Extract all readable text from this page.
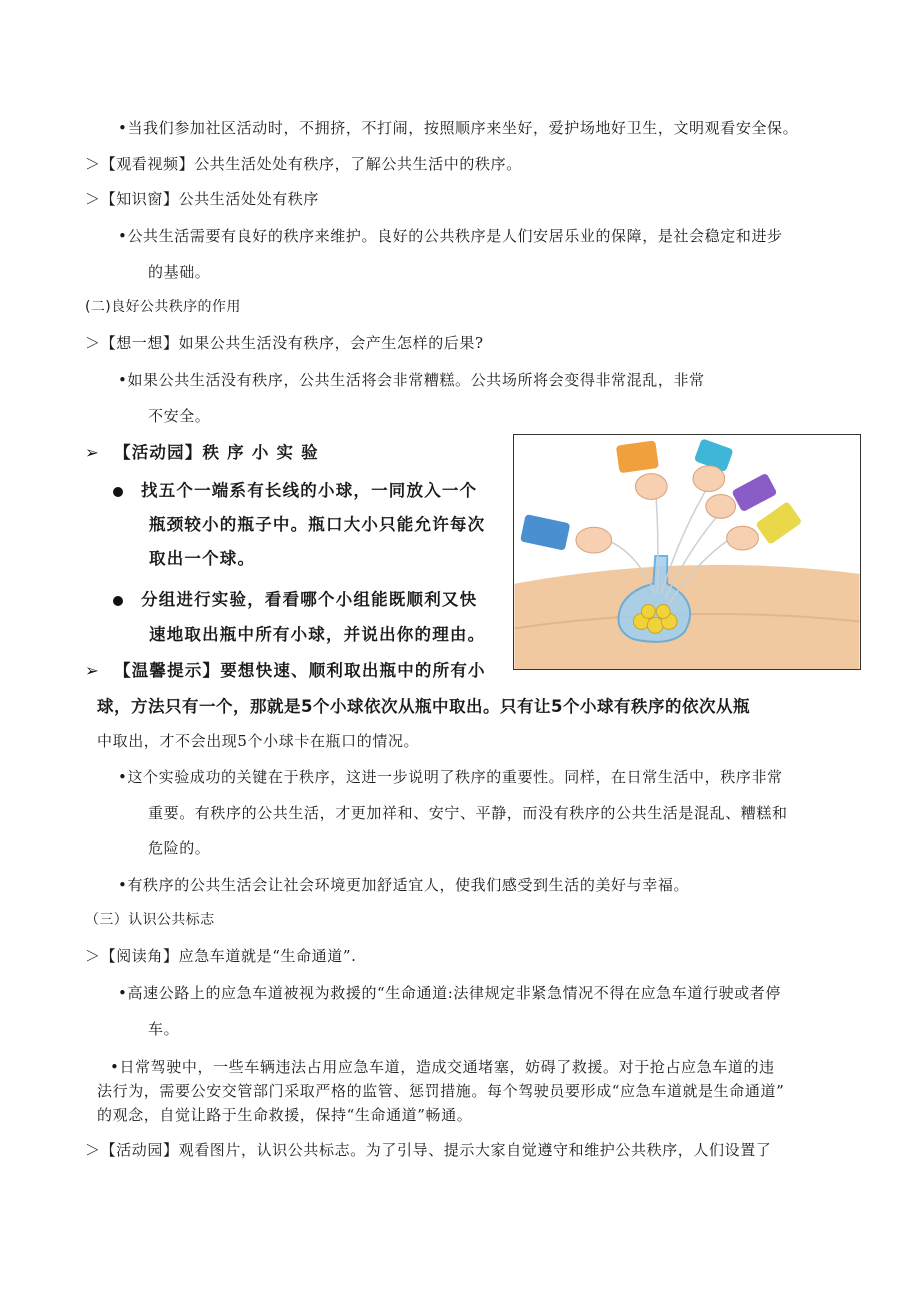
•当我们参加社区活动时，不拥挤，不打闹，按照顺序来坐好，爱护场地好卫生，文明观看安全保。
＞【观看视频】公共生活处处有秩序，了解公共生活中的秩序。
＞【知识窗】公共生活处处有秩序
•公共生活需要有良好的秩序来维护。良好的公共秩序是人们安居乐业的保障，是社会稳定和进步
的基础。
(二)良好公共秩序的作用
＞【想一想】如果公共生活没有秩序，会产生怎样的后果?
•如果公共生活没有秩序，公共生活将会非常糟糕。公共场所将会变得非常混乱，非常
不安全。
➢ 【活动园】秩 序 小 实 验
找五个一端系有长线的小球，一同放入一个
瓶颈较小的瓶子中。瓶口大小只能允许每次
取出一个球。
分组进行实验，看看哪个小组能既顺利又快
速地取出瓶中所有小球，并说出你的理由。
➢ 【温馨提示】要想快速、顺利取出瓶中的所有小
球，方法只有一个，那就是5个小球依次从瓶中取出。只有让5个小球有秩序的依次从瓶
中取出，才不会出现5个小球卡在瓶口的情况。
•这个实验成功的关键在于秩序，这进一步说明了秩序的重要性。同样，在日常生活中，秩序非常
重要。有秩序的公共生活，才更加祥和、安宁、平静，而没有秩序的公共生活是混乱、糟糕和
危险的。
•有秩序的公共生活会让社会环境更加舒适宜人，使我们感受到生活的美好与幸福。
（三）认识公共标志
＞【阅读角】应急车道就是“生命通道”.
•高速公路上的应急车道被视为救援的“生命通道:法律规定非紧急情况不得在应急车道行驶或者停
车。
•日常驾驶中，一些车辆违法占用应急车道，造成交通堵塞，妨碍了救援。对于抢占应急车道的违
法行为，需要公安交管部门采取严格的监管、惩罚措施。每个驾驶员要形成“应急车道就是生命通道”
的观念，自觉让路于生命救援，保持“生命通道”畅通。
＞【活动园】观看图片，认识公共标志。为了引导、提示大家自觉遵守和维护公共秩序，人们设置了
————————
PROMPT:
Copy the data word for word. Pictures do not go in the copy.

RESULT FOR THIS EXERCISE:
Extract all readable text from this page.
•当我们参加社区活动时，不拥挤，不打闹，按照顺序来坐好，爱护场地好卫生，文明观看安全保。
＞【观看视频】公共生活处处有秩序，了解公共生活中的秩序。
＞【知识窗】公共生活处处有秩序
•公共生活需要有良好的秩序来维护。良好的公共秩序是人们安居乐业的保障，是社会稳定和进步
的基础。
(二)良好公共秩序的作用
＞【想一想】如果公共生活没有秩序，会产生怎样的后果?
•如果公共生活没有秩序，公共生活将会非常糟糕。公共场所将会变得非常混乱，非常
不安全。
➢ 【活动园】秩 序 小 实 验
找五个一端系有长线的小球，一同放入一个
瓶颈较小的瓶子中。瓶口大小只能允许每次
取出一个球。
分组进行实验，看看哪个小组能既顺利又快
速地取出瓶中所有小球，并说出你的理由。
➢ 【温馨提示】要想快速、顺利取出瓶中的所有小
球，方法只有一个，那就是5个小球依次从瓶中取出。只有让5个小球有秩序的依次从瓶
中取出，才不会出现5个小球卡在瓶口的情况。
•这个实验成功的关键在于秩序，这进一步说明了秩序的重要性。同样，在日常生活中，秩序非常
重要。有秩序的公共生活，才更加祥和、安宁、平静，而没有秩序的公共生活是混乱、糟糕和
危险的。
•有秩序的公共生活会让社会环境更加舒适宜人，使我们感受到生活的美好与幸福。
（三）认识公共标志
＞【阅读角】应急车道就是“生命通道”.
•高速公路上的应急车道被视为救援的“生命通道:法律规定非紧急情况不得在应急车道行驶或者停
车。
•日常驾驶中，一些车辆违法占用应急车道，造成交通堵塞，妨碍了救援。对于抢占应急车道的违
法行为，需要公安交管部门采取严格的监管、惩罚措施。每个驾驶员要形成“应急车道就是生命通道”
的观念，自觉让路于生命救援，保持“生命通道”畅通。
＞【活动园】观看图片，认识公共标志。为了引导、提示大家自觉遵守和维护公共秩序，人们设置了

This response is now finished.